### Travail à réaliser
1. Pouvez-vous recopier à l'identique le passage du texte sur le rôle de l'État qui s'ouvre sur les mots contenant «L'exécution de cette» et se termine par «de la nation.» ?
2. Comment traduiriez-vous en anglais cette phrase du texte sur le rôle de l'État : « L'exécution de cette maxime, estiment les partisans de ce système, offre la garantie la plus sûre qu'on obtiendra des produits constants et uniformes pour les besoins de la nation. » ?
3. Pouvez-vous poursuivre le texte sur le rôle de l'État à partir de sa dernière phrase ?

Cependant, d'autres fonctions peuvent être
dévolues à l'Etat. Partout, dans les faits, celui-ci est
chargé de rendre à la société un grand nombre
de services collectifs, en concurrence ou non avec l'industrie privée.
Dans les sociétés antiques, et même à l'origine
des sociétés modernes, alors que l'esprit d'association n'avait
pas encore pris son essor, l'Etat seul pouvait exécuter les grands
travaux d'utilité publique : c'est ainsi que s'est établi
le principe d'après lequel l'État
doit rendre à la société les services collectifs dont
l'industrie particulière ne se chargerait pas, et qui sont cependant
considérés comme indispensables au bien-être de la
société. Mais quelle place et importance donner à
ces services? C'est justement la problématique que réactualise
l'apparition d'Etats adoptant un système
socialiste. Deux philosophies de l'Etat, qui sont en même temps
deux philosophies économiques, se sont
ainsi confrontées durant une grande partie du XXe
siècle : d'un côté, le libéralisme économique
(à ne pas confondre avec le libéralisme
politique) ou économie de marché, de l'autre le collectivisme
ou économie centralisée.
Dans un contexte de libéralisme
économique, les Etats ne doivent pas diriger le capital et l'industrie
des particuliers, et il leur faut intervenir le moins possible dans la
régulation des marchés; ils doivent, au contraire, laisser
à chacun, tant qu'il se conforme aux lois, le soin de surveiller
ses propres intérêts d'après ses vues personnelles.
L'exécution de cette maxime, estiment les partisans de ce système,
offre la garantie la plus sûre qu'on obtiendra des produits constants
et uniformes pour les besoins de la nation.

### Contenu des données
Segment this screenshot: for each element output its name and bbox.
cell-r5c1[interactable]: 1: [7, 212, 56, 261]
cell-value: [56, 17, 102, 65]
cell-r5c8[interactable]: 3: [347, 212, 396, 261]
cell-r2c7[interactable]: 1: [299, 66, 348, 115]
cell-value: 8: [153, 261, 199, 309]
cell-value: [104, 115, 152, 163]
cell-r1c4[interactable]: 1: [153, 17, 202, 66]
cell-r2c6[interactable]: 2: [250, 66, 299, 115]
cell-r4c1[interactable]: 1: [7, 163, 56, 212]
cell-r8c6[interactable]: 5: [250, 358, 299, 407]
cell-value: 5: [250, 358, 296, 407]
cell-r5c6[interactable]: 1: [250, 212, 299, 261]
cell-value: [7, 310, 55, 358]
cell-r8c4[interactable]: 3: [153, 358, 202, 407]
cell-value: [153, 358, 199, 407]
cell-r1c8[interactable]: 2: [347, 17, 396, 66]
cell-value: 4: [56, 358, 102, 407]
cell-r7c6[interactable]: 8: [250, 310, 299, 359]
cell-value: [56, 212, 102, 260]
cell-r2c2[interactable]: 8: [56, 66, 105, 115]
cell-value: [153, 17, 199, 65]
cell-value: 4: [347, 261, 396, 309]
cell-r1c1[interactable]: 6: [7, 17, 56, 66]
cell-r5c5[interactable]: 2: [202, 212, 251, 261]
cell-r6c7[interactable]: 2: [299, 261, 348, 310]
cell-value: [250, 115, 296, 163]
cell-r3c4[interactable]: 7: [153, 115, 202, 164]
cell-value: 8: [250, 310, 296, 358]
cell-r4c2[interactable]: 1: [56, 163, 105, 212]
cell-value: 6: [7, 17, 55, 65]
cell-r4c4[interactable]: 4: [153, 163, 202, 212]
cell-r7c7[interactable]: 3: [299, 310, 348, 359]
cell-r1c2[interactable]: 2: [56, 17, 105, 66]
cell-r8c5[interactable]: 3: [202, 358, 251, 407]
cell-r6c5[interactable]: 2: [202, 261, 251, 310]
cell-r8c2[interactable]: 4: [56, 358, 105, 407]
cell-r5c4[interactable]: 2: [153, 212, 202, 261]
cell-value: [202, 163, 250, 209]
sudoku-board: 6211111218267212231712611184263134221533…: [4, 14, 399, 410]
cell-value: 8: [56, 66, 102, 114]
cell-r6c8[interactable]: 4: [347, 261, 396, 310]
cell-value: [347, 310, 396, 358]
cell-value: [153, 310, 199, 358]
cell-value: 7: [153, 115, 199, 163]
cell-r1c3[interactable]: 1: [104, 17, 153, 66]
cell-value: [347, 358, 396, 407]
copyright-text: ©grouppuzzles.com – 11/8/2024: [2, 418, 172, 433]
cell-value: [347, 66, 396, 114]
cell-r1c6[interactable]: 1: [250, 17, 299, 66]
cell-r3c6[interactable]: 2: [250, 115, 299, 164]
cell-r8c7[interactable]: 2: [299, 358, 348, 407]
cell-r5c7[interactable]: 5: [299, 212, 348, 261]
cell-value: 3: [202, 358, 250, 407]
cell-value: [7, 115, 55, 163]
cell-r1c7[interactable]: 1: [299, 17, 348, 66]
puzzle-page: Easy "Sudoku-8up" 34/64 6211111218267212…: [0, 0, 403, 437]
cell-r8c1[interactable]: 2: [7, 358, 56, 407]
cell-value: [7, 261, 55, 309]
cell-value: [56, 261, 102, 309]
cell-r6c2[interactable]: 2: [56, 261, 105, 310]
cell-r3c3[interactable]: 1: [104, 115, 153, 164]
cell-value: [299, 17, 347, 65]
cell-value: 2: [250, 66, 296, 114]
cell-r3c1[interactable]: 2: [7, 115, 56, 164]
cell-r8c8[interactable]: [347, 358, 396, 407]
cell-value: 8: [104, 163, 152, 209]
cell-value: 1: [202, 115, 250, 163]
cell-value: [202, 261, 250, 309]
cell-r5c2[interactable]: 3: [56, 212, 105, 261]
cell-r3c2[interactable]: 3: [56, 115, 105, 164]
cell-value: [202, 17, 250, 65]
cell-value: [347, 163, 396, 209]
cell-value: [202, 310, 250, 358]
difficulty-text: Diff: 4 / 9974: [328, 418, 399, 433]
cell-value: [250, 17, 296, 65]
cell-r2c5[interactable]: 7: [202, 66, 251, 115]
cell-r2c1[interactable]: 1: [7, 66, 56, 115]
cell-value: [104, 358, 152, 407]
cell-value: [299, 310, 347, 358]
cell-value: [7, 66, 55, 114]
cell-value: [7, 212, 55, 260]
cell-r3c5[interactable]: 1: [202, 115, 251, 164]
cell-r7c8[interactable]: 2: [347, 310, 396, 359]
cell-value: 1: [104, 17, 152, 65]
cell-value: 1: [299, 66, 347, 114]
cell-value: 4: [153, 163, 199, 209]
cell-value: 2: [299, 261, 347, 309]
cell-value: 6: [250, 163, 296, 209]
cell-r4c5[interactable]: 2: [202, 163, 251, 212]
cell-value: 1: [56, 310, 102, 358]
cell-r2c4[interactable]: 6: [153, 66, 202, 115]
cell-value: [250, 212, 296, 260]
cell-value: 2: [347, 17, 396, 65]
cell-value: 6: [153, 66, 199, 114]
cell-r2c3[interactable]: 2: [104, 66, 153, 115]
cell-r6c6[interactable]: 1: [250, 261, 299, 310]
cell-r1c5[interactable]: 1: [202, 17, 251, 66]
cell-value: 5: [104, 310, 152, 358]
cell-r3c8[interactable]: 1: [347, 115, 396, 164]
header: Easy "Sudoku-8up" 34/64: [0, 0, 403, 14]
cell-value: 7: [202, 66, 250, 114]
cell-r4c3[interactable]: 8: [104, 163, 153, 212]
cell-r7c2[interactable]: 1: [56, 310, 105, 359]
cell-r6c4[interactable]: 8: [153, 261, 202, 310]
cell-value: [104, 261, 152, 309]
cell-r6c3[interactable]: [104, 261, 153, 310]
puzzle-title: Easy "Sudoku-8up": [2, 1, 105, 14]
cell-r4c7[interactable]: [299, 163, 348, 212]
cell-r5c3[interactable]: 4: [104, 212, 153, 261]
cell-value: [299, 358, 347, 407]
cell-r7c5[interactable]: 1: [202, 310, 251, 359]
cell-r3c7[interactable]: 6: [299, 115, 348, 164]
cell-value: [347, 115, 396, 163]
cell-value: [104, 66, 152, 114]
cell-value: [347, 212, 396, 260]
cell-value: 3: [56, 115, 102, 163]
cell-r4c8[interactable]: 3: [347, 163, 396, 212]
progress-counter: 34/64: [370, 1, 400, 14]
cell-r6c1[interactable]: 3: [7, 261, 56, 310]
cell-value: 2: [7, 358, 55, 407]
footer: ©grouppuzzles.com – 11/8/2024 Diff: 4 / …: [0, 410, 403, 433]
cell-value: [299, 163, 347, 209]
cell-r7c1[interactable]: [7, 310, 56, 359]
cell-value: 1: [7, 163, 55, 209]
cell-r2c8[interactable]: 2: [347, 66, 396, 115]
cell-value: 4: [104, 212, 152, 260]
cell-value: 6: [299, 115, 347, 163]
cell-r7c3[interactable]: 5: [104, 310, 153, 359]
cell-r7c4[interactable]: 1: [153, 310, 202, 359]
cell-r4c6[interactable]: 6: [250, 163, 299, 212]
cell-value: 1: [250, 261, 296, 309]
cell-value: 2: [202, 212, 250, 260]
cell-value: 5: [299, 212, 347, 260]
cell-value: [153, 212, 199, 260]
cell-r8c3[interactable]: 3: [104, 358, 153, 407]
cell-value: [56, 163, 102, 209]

### Résultats attendus
1.
L'exécution de cette maxime, estiment les partisans de ce système,
offre la garantie la plus sûre qu'on obtiendra des produits constants
et uniformes pour les besoins de la nation.

2. The application of this maxim, the supporters of this system believe, offers the surest guarantee that constant and uniform products will be obtained for the needs of the nation.

3.
Dans le contexte collectiviste, toute l'économie
est entre les mains de l'Etat (seules, éventuellement, quelques
entreprises individuelles ont pu subsister dans certains pays ou à
certaines époques). Le gouvernement a dès lors tout pouvoir
sur la production. C'est le seul moyen, pour les partisans de ce système,
de faire disparaître les inégalités sociales. L'Etat
étant en principe le garant de l'accès de tous, à
égalité, à la richesse produite.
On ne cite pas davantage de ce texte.